What the task asks | Extract all data as written.

----- Dataset content -----

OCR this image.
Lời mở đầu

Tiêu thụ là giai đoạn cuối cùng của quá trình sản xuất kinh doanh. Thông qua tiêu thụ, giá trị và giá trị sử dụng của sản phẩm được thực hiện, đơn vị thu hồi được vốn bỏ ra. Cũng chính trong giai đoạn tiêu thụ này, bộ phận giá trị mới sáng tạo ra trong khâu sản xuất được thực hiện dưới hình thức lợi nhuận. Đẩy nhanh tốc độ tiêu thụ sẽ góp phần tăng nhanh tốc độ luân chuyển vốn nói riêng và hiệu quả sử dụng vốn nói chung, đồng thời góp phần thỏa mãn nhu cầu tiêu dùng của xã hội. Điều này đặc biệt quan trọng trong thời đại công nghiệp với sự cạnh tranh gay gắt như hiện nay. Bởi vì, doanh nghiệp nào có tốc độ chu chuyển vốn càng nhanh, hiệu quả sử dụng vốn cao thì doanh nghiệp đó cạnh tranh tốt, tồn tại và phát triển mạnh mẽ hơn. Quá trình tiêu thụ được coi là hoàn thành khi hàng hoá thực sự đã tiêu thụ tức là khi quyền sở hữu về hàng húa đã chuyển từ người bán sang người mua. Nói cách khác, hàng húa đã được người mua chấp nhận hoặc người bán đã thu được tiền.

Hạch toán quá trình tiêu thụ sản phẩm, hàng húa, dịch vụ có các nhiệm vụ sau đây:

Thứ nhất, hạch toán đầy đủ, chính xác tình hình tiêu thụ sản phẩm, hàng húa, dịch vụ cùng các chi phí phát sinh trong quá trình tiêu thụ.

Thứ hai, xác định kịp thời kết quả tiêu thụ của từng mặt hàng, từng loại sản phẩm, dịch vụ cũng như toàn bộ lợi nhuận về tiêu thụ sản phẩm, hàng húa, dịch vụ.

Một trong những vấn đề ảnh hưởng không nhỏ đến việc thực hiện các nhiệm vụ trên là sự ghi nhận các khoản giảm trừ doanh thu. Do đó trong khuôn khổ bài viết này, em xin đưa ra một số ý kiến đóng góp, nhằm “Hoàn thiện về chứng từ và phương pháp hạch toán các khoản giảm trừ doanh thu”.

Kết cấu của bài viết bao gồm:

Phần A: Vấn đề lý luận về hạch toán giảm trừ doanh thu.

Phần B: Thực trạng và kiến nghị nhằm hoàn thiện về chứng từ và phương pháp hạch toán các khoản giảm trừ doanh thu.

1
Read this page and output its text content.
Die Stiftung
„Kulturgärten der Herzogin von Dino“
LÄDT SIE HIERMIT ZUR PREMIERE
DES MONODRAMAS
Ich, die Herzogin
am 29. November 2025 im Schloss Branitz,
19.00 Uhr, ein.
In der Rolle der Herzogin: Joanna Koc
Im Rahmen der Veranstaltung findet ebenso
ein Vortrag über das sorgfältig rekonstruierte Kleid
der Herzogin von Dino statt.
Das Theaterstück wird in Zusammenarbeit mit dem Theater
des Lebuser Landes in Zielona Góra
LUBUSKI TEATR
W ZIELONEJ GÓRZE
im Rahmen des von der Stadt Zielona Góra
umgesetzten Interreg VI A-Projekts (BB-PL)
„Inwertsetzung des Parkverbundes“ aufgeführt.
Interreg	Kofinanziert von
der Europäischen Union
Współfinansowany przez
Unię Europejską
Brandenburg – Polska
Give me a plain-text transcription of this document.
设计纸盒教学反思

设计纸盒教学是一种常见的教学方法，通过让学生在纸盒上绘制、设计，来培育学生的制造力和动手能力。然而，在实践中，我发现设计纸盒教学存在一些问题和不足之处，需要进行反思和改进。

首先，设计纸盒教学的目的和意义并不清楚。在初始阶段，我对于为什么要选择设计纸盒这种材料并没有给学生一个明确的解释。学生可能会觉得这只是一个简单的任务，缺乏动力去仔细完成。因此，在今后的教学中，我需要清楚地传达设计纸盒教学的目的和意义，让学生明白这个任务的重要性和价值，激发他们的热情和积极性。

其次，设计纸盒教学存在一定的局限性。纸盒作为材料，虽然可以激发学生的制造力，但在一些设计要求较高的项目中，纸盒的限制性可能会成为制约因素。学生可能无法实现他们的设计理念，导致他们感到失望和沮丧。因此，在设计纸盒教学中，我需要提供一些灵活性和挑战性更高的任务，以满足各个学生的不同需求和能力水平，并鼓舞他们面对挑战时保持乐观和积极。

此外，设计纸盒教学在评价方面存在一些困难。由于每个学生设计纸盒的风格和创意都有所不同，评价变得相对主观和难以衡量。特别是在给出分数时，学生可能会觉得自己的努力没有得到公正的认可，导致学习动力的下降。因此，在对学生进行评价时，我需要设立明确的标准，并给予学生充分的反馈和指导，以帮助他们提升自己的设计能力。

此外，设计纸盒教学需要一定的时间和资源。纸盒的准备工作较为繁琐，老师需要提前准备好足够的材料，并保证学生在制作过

-----

Task output |
OCR this image.
Lời mở đầu

Tiêu thụ là giai đoạn cuối cùng của quá trình sản xuất kinh doanh. Thông qua tiêu thụ, giá trị và giá trị sử dụng của sản phẩm được thực hiện, đơn vị thu hồi được vốn bỏ ra. Cũng chính trong giai đoạn tiêu thụ này, bộ phận giá trị mới sáng tạo ra trong khâu sản xuất được thực hiện dưới hình thức lợi nhuận. Đẩy nhanh tốc độ tiêu thụ sẽ góp phần tăng nhanh tốc độ luân chuyển vốn nói riêng và hiệu quả sử dụng vốn nói chung, đồng thời góp phần thỏa mãn nhu cầu tiêu dùng của xã hội. Điều này đặc biệt quan trọng trong thời đại công nghiệp với sự cạnh tranh gay gắt như hiện nay. Bởi vì, doanh nghiệp nào có tốc độ chu chuyển vốn càng nhanh, hiệu quả sử dụng vốn cao thì doanh nghiệp đó cạnh tranh tốt, tồn tại và phát triển mạnh mẽ hơn. Quá trình tiêu thụ được coi là hoàn thành khi hàng hoá thực sự đã tiêu thụ tức là khi quyền sở hữu về hàng húa đã chuyển từ người bán sang người mua. Nói cách khác, hàng húa đã được người mua chấp nhận hoặc người bán đã thu được tiền.

Hạch toán quá trình tiêu thụ sản phẩm, hàng húa, dịch vụ có các nhiệm vụ sau đây:

Thứ nhất, hạch toán đầy đủ, chính xác tình hình tiêu thụ sản phẩm, hàng húa, dịch vụ cùng các chi phí phát sinh trong quá trình tiêu thụ.

Thứ hai, xác định kịp thời kết quả tiêu thụ của từng mặt hàng, từng loại sản phẩm, dịch vụ cũng như toàn bộ lợi nhuận về tiêu thụ sản phẩm, hàng húa, dịch vụ.

Một trong những vấn đề ảnh hưởng không nhỏ đến việc thực hiện các nhiệm vụ trên là sự ghi nhận các khoản giảm trừ doanh thu. Do đó trong khuôn khổ bài viết này, em xin đưa ra một số ý kiến đóng góp, nhằm “Hoàn thiện về chứng từ và phương pháp hạch toán các khoản giảm trừ doanh thu”.

Kết cấu của bài viết bao gồm:

Phần A: Vấn đề lý luận về hạch toán giảm trừ doanh thu.

Phần B: Thực trạng và kiến nghị nhằm hoàn thiện về chứng từ và phương pháp hạch toán các khoản giảm trừ doanh thu.

1
Read this page and output its text content.
Die Stiftung
„Kulturgärten der Herzogin von Dino“
LÄDT SIE HIERMIT ZUR PREMIERE
DES MONODRAMAS
Ich, die Herzogin
am 29. November 2025 im Schloss Branitz,
19.00 Uhr, ein.
In der Rolle der Herzogin: Joanna Koc
Im Rahmen der Veranstaltung findet ebenso
ein Vortrag über das sorgfältig rekonstruierte Kleid
der Herzogin von Dino statt.
Das Theaterstück wird in Zusammenarbeit mit dem Theater
des Lebuser Landes in Zielona Góra
LUBUSKI TEATR
W ZIELONEJ GÓRZE
im Rahmen des von der Stadt Zielona Góra
umgesetzten Interreg VI A-Projekts (BB-PL)
„Inwertsetzung des Parkverbundes“ aufgeführt.
Interreg	Kofinanziert von
der Europäischen Union
Współfinansowany przez
Unię Europejską
Brandenburg – Polska
Give me a plain-text transcription of this document.
设计纸盒教学反思

设计纸盒教学是一种常见的教学方法，通过让学生在纸盒上绘制、设计，来培育学生的制造力和动手能力。然而，在实践中，我发现设计纸盒教学存在一些问题和不足之处，需要进行反思和改进。

首先，设计纸盒教学的目的和意义并不清楚。在初始阶段，我对于为什么要选择设计纸盒这种材料并没有给学生一个明确的解释。学生可能会觉得这只是一个简单的任务，缺乏动力去仔细完成。因此，在今后的教学中，我需要清楚地传达设计纸盒教学的目的和意义，让学生明白这个任务的重要性和价值，激发他们的热情和积极性。

其次，设计纸盒教学存在一定的局限性。纸盒作为材料，虽然可以激发学生的制造力，但在一些设计要求较高的项目中，纸盒的限制性可能会成为制约因素。学生可能无法实现他们的设计理念，导致他们感到失望和沮丧。因此，在设计纸盒教学中，我需要提供一些灵活性和挑战性更高的任务，以满足各个学生的不同需求和能力水平，并鼓舞他们面对挑战时保持乐观和积极。

此外，设计纸盒教学在评价方面存在一些困难。由于每个学生设计纸盒的风格和创意都有所不同，评价变得相对主观和难以衡量。特别是在给出分数时，学生可能会觉得自己的努力没有得到公正的认可，导致学习动力的下降。因此，在对学生进行评价时，我需要设立明确的标准，并给予学生充分的反馈和指导，以帮助他们提升自己的设计能力。

此外，设计纸盒教学需要一定的时间和资源。纸盒的准备工作较为繁琐，老师需要提前准备好足够的材料，并保证学生在制作过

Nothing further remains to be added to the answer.